The task ▸ Find the string "Circuit" in the entries and copy each line that has it.

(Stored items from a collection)
((
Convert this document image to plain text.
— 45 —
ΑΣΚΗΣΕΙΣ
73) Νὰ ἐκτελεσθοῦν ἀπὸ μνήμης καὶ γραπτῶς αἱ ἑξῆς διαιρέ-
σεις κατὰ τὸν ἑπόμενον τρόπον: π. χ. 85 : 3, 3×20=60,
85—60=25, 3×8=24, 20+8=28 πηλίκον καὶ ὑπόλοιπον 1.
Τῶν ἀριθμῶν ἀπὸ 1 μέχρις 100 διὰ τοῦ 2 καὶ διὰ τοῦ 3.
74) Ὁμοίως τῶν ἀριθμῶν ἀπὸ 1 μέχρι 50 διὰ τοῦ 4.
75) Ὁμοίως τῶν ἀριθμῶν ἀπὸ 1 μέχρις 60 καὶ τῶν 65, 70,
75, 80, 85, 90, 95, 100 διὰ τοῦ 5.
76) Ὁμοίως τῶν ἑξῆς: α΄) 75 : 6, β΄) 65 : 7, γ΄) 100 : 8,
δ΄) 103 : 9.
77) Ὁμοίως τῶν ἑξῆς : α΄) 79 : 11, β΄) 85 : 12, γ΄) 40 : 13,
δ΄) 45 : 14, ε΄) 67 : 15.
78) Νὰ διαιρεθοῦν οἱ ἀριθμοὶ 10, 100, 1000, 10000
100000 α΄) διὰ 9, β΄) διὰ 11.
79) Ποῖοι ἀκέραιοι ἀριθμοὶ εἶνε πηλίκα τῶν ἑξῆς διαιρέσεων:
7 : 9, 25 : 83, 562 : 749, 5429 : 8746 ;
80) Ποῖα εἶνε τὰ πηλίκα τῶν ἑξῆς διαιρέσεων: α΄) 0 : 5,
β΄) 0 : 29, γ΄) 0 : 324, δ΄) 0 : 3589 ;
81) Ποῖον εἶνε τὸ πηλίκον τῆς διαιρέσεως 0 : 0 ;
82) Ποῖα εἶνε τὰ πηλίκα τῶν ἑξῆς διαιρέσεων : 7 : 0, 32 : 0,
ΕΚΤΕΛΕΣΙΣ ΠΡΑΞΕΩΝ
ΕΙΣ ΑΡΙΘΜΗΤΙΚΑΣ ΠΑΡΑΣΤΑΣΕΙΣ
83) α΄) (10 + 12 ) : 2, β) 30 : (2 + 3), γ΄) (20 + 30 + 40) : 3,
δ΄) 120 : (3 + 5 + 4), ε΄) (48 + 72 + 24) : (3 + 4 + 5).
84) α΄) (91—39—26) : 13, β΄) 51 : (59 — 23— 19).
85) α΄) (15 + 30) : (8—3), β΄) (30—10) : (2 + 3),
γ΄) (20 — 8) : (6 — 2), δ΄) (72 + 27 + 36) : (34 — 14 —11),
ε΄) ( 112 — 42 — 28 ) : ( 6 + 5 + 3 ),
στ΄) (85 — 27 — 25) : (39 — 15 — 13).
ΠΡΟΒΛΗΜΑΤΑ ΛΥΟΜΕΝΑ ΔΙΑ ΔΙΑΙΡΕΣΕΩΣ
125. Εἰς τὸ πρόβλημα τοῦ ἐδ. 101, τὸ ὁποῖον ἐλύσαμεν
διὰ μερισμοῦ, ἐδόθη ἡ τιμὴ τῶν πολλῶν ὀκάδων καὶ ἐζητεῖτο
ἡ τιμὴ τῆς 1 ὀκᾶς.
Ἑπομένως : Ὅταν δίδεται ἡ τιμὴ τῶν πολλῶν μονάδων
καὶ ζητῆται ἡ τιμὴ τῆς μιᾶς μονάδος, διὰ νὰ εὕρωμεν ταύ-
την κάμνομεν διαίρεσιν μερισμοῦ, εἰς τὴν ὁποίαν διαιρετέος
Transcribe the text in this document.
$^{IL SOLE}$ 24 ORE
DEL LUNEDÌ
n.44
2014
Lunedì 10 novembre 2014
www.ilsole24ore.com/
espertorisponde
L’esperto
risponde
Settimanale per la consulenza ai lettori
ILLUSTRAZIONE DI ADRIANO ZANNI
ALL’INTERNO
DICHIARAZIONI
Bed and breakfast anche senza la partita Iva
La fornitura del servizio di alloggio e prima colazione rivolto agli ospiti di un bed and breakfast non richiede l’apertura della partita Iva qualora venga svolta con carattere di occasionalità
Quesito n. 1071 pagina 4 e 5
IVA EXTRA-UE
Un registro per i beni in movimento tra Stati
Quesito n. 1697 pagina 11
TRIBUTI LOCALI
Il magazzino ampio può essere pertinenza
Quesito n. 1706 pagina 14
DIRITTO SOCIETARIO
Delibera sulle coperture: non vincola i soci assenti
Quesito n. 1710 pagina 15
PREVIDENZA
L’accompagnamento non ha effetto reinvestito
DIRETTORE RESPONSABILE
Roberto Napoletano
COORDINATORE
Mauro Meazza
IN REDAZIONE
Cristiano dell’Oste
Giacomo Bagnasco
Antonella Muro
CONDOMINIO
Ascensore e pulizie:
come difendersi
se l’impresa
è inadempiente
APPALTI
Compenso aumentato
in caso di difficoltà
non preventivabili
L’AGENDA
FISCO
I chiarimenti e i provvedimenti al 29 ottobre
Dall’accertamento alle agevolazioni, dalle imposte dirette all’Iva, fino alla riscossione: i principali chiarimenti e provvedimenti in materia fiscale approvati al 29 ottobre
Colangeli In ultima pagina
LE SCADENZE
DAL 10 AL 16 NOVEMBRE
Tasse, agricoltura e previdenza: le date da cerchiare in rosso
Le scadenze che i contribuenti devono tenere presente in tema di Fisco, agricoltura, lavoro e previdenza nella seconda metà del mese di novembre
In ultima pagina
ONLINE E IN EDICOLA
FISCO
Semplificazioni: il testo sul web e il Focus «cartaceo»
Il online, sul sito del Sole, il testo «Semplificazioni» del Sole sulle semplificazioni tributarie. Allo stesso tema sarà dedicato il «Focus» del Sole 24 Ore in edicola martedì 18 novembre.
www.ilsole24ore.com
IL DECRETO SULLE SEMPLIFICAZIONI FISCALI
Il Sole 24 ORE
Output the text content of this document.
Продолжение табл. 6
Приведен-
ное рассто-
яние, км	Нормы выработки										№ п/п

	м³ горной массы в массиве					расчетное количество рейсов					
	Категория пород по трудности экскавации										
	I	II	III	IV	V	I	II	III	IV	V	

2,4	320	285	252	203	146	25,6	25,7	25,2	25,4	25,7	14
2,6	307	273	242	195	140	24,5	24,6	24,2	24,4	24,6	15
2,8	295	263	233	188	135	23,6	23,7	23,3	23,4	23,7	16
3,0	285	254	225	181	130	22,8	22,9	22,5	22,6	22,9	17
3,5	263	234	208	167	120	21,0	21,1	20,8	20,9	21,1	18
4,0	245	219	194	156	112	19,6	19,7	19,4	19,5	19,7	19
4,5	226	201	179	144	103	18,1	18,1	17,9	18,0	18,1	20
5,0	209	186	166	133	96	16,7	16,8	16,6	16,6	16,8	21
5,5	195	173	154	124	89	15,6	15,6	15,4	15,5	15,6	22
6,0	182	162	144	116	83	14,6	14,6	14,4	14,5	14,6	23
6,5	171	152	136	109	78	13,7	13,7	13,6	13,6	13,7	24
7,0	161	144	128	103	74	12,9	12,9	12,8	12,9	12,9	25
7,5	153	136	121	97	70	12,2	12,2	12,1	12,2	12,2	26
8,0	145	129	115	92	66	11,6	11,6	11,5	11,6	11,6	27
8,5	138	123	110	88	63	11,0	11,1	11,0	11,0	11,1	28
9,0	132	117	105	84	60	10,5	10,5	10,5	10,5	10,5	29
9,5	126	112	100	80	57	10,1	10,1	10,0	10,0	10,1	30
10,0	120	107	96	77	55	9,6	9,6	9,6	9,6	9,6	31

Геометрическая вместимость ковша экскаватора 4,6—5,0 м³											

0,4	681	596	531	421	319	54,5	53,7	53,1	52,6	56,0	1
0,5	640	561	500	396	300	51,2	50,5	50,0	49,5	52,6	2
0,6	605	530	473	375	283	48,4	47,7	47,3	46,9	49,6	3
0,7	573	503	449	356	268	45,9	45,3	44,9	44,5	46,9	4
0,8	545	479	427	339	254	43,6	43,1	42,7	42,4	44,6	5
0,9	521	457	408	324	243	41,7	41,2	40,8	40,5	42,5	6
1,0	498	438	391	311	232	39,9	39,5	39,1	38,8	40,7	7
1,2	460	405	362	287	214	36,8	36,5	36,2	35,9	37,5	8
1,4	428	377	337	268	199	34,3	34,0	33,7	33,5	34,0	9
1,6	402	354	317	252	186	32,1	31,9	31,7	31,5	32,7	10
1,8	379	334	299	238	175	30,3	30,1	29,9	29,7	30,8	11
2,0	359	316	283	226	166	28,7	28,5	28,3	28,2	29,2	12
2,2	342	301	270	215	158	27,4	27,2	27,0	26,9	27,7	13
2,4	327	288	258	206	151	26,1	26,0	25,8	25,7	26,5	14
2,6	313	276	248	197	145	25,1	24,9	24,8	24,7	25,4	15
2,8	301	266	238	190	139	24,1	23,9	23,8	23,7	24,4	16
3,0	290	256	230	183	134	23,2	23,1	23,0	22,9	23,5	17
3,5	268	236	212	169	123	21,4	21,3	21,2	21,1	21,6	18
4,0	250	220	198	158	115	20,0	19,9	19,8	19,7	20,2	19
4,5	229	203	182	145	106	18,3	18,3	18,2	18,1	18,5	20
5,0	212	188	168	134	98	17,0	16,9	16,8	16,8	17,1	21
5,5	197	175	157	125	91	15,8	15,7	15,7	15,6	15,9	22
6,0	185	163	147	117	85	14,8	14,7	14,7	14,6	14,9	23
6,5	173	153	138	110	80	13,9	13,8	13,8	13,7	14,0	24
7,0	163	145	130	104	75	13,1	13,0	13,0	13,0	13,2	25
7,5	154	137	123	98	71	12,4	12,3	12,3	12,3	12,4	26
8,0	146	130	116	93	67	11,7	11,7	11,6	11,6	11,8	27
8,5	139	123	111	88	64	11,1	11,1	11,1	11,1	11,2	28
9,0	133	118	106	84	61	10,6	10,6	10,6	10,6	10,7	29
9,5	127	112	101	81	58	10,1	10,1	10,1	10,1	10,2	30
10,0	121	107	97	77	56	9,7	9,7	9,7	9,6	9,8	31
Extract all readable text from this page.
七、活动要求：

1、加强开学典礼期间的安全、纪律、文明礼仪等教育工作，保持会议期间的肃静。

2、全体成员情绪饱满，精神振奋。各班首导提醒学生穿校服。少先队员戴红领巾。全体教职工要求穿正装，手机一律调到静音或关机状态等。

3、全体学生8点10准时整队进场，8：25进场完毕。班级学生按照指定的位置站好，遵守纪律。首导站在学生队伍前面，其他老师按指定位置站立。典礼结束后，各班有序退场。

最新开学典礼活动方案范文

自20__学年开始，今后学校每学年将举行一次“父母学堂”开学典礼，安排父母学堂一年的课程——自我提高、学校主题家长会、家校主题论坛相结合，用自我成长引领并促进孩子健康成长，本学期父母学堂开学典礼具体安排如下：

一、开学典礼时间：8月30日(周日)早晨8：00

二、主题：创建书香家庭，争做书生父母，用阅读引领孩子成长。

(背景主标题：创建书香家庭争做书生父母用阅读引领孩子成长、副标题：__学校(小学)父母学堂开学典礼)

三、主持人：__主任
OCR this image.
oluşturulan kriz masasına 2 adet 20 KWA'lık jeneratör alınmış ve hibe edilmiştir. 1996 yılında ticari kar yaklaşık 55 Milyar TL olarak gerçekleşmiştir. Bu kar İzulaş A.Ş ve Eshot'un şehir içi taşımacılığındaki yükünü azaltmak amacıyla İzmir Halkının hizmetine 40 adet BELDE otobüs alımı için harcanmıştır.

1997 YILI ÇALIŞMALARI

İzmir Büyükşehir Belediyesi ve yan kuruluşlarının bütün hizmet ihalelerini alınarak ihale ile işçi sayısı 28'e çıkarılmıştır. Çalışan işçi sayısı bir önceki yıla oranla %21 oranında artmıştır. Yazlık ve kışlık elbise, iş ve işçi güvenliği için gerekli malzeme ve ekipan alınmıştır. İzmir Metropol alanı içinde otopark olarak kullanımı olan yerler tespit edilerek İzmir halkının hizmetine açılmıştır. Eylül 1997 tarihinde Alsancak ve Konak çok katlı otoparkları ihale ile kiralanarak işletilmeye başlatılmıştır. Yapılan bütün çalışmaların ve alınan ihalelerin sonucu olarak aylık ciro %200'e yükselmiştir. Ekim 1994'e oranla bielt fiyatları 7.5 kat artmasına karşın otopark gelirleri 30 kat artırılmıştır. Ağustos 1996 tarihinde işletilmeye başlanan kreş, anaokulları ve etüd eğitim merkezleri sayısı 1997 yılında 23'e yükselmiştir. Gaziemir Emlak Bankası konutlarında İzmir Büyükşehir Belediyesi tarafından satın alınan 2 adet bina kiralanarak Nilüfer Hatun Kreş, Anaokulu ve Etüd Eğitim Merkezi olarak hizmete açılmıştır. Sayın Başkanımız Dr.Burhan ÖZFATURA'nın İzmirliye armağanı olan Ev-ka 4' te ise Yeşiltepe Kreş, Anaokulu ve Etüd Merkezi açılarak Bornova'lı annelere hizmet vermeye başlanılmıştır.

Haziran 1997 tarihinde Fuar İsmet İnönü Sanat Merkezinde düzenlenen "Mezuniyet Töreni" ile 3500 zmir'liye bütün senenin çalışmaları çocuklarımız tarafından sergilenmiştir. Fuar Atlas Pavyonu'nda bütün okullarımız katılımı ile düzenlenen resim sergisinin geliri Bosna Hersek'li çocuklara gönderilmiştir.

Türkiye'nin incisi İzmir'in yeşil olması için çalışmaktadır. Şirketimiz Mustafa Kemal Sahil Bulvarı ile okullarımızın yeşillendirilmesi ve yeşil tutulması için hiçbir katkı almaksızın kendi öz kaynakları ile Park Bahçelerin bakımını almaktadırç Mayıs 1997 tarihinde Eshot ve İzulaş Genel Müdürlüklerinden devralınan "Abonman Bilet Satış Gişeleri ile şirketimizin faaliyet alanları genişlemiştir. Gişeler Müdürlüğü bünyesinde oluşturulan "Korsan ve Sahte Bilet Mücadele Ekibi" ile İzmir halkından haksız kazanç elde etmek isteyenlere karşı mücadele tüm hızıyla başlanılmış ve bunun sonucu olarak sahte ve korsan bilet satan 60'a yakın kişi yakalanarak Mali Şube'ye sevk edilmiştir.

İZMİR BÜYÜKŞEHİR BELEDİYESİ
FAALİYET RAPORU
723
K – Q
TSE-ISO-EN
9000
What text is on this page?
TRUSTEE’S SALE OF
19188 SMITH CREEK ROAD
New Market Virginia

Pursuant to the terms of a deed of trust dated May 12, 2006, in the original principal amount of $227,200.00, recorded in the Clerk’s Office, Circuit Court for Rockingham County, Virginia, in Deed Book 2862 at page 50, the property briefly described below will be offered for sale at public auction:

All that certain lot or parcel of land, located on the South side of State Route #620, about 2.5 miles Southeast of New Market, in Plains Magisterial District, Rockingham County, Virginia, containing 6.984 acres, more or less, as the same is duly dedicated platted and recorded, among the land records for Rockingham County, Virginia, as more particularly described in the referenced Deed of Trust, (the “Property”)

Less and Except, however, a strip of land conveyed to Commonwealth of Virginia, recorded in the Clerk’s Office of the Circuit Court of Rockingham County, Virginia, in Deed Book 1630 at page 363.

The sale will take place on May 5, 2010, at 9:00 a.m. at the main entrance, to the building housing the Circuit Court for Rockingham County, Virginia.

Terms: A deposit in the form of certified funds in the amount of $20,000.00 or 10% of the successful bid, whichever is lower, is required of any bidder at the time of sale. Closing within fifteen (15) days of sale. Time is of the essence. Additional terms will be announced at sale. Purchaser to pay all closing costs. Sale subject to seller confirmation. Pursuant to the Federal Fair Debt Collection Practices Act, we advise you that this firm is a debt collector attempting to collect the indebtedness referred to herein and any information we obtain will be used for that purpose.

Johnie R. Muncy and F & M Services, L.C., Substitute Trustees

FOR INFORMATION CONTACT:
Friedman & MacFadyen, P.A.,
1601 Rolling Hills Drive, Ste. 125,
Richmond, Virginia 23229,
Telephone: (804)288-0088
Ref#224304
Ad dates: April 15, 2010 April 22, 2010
))
Exercise output ▸
Pursuant to the terms of a deed of trust dated May 12, 2006, in the original principal amount of $227,200.00, recorded in the Clerk’s Office, Circuit Court for Rockingham County, Virginia, in Deed Book 2862 at page 50, the property briefly described below will be offered for sale at public auction:
Less and Except, however, a strip of land conveyed to Commonwealth of Virginia, recorded in the Clerk’s Office of the Circuit Court of Rockingham County, Virginia, in Deed Book 1630 at page 363.
The sale will take place on May 5, 2010, at 9:00 a.m. at the main entrance, to the building housing the Circuit Court for Rockingham County, Virginia.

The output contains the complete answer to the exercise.